> [Set task] Reproduce every entry that follows word for word, but omit the images.
::: Data to use :::
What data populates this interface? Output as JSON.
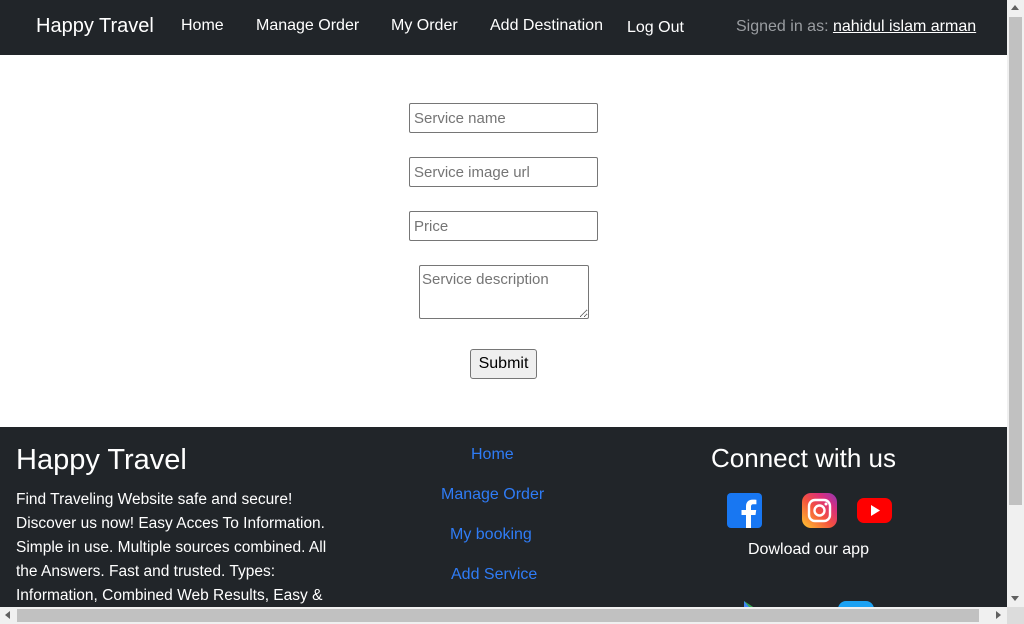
{
  "navbar": {
    "brand": "Happy Travel",
    "links": [
      "Home",
      "Manage Order",
      "My Order",
      "Add Destination",
      "Log Out"
    ],
    "signed_in_prefix": "Signed in as: ",
    "user_name": "nahidul islam arman"
  },
  "form": {
    "service_name_placeholder": "Service name",
    "service_image_placeholder": "Service image url",
    "price_placeholder": "Price",
    "description_placeholder": "Service description",
    "submit_label": "Submit"
  },
  "footer": {
    "brand": "Happy Travel",
    "description": "Find Traveling Website safe and secure! Discover us now! Easy Acces To Information. Simple in use. Multiple sources combined. All the Answers. Fast and trusted. Types: Information, Combined Web Results, Easy &",
    "links": [
      "Home",
      "Manage Order",
      "My booking",
      "Add Service"
    ],
    "connect_title": "Connect with us",
    "download_text": "Dowload our app",
    "social_icons": [
      "facebook-icon",
      "instagram-icon",
      "youtube-icon"
    ],
    "app_icons": [
      "google-play-icon",
      "app-store-icon"
    ]
  },
  "colors": {
    "dark_bg": "#212529",
    "link_blue": "#2f7cf6",
    "facebook_blue": "#1877f2",
    "youtube_red": "#ff0000"
  }
}
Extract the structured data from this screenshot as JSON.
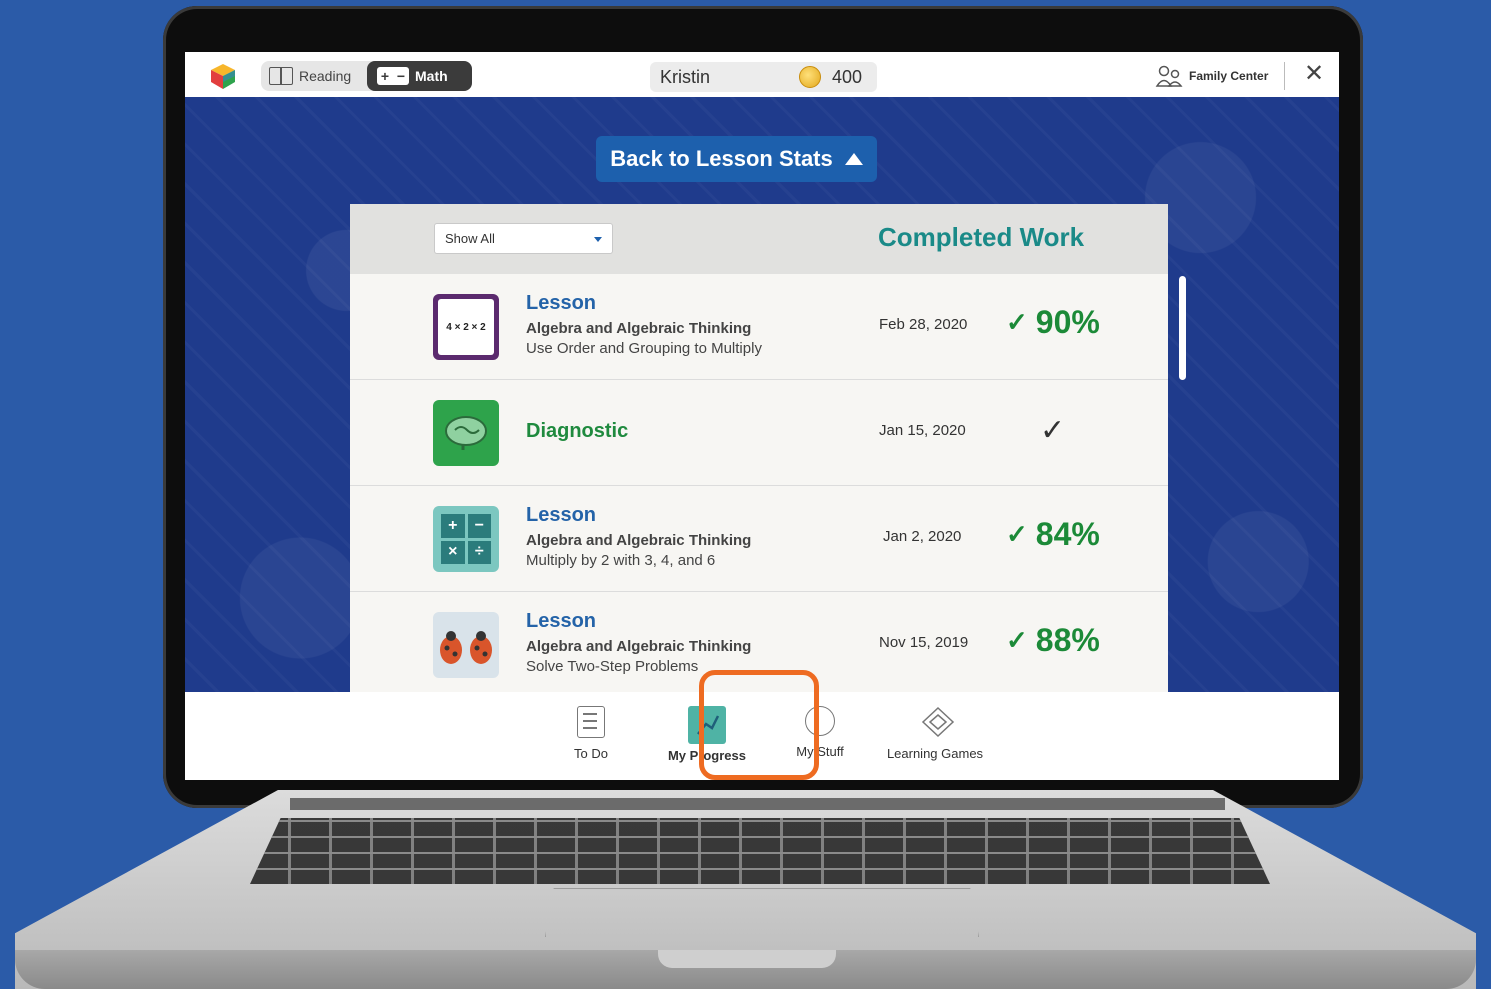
:::
> [Worked solution]
What data populates this interface? Output as JSON.
{
  "navbar": {
    "brand": "Happy Travel",
    "links": [
      "Home",
      "Manage Order",
      "My Order",
      "Add Destination",
      "Log Out"
    ],
    "signed_in_prefix": "Signed in as: ",
    "user_name": "nahidul islam arman"
  },
  "form": {
    "service_name_placeholder": "Service name",
    "service_image_placeholder": "Service image url",
    "price_placeholder": "Price",
    "description_placeholder": "Service description",
    "submit_label": "Submit"
  },
  "footer": {
    "brand": "Happy Travel",
    "description": "Find Traveling Website safe and secure! Discover us now! Easy Acces To Information. Simple in use. Multiple sources combined. All the Answers. Fast and trusted. Types: Information, Combined Web Results, Easy &",
    "links": [
      "Home",
      "Manage Order",
      "My booking",
      "Add Service"
    ],
    "connect_title": "Connect with us",
    "download_text": "Dowload our app",
    "social_icons": [
      "facebook-icon",
      "instagram-icon",
      "youtube-icon"
    ],
    "app_icons": [
      "google-play-icon",
      "app-store-icon"
    ]
  },
  "colors": {
    "dark_bg": "#212529",
    "link_blue": "#2f7cf6",
    "facebook_blue": "#1877f2",
    "youtube_red": "#ff0000"
  }
}
Extract the structured data from this screenshot as JSON.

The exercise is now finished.